* _SOURCE MATERIAL_
---*---

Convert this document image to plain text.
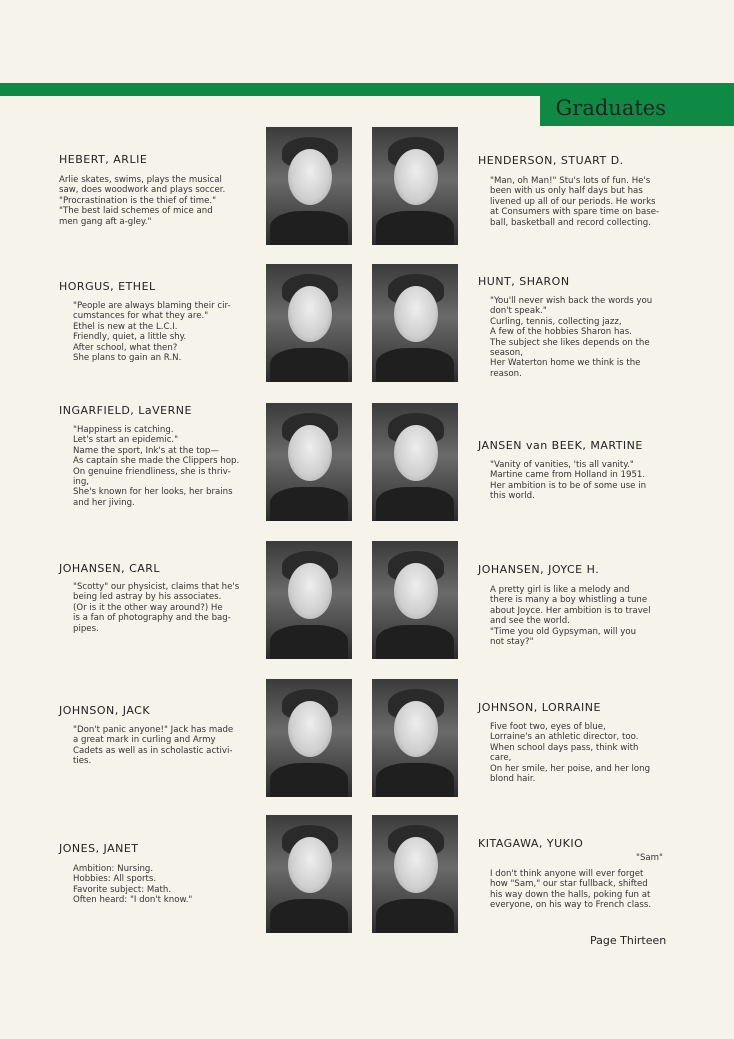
Graduates
HEBERT, ARLIE
Arlie skates, swims, plays the musical
saw, does woodwork and plays soccer.
"Procrastination is the thief of time."
"The best laid schemes of mice and
men gang aft a-gley."
HENDERSON, STUART D.
"Man, oh Man!" Stu's lots of fun. He's
been with us only half days but has
livened up all of our periods. He works
at Consumers with spare time on base-
ball, basketball and record collecting.
HORGUS, ETHEL
"People are always blaming their cir-
cumstances for what they are."
Ethel is new at the L.C.I.
Friendly, quiet, a little shy.
After school, what then?
She plans to gain an R.N.
HUNT, SHARON
"You'll never wish back the words you
don't speak."
Curling, tennis, collecting jazz,
A few of the hobbies Sharon has.
The subject she likes depends on the
season,
Her Waterton home we think is the
reason.
INGARFIELD, LaVERNE
"Happiness is catching.
Let's start an epidemic."
Name the sport, Ink's at the top—
As captain she made the Clippers hop.
On genuine friendliness, she is thriv-
ing,
She's known for her looks, her brains
and her jiving.
JANSEN van BEEK, MARTINE
"Vanity of vanities, 'tis all vanity."
Martine came from Holland in 1951.
Her ambition is to be of some use in
this world.
JOHANSEN, CARL
"Scotty" our physicist, claims that he's
being led astray by his associates.
(Or is it the other way around?) He
is a fan of photography and the bag-
pipes.
JOHANSEN, JOYCE H.
A pretty girl is like a melody and
there is many a boy whistling a tune
about Joyce. Her ambition is to travel
and see the world.
"Time you old Gypsyman, will you
not stay?"
JOHNSON, JACK
"Don't panic anyone!" Jack has made
a great mark in curling and Army
Cadets as well as in scholastic activi-
ties.
JOHNSON, LORRAINE
Five foot two, eyes of blue,
Lorraine's an athletic director, too.
When school days pass, think with
care,
On her smile, her poise, and her long
blond hair.
JONES, JANET
Ambition: Nursing.
Hobbies: All sports.
Favorite subject: Math.
Often heard: "I don't know."
KITAGAWA, YUKIO
"Sam"
I don't think anyone will ever forget
how "Sam," our star fullback, shifted
his way down the halls, poking fun at
everyone, on his way to French class.
Page Thirteen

---*---

* _TASK TO CARRY OUT_
Your task is to gather every line with the word "anyone" and copy it.

* _FULL SOLUTION_
"Don't panic anyone!" Jack has made
I don't think anyone will ever forget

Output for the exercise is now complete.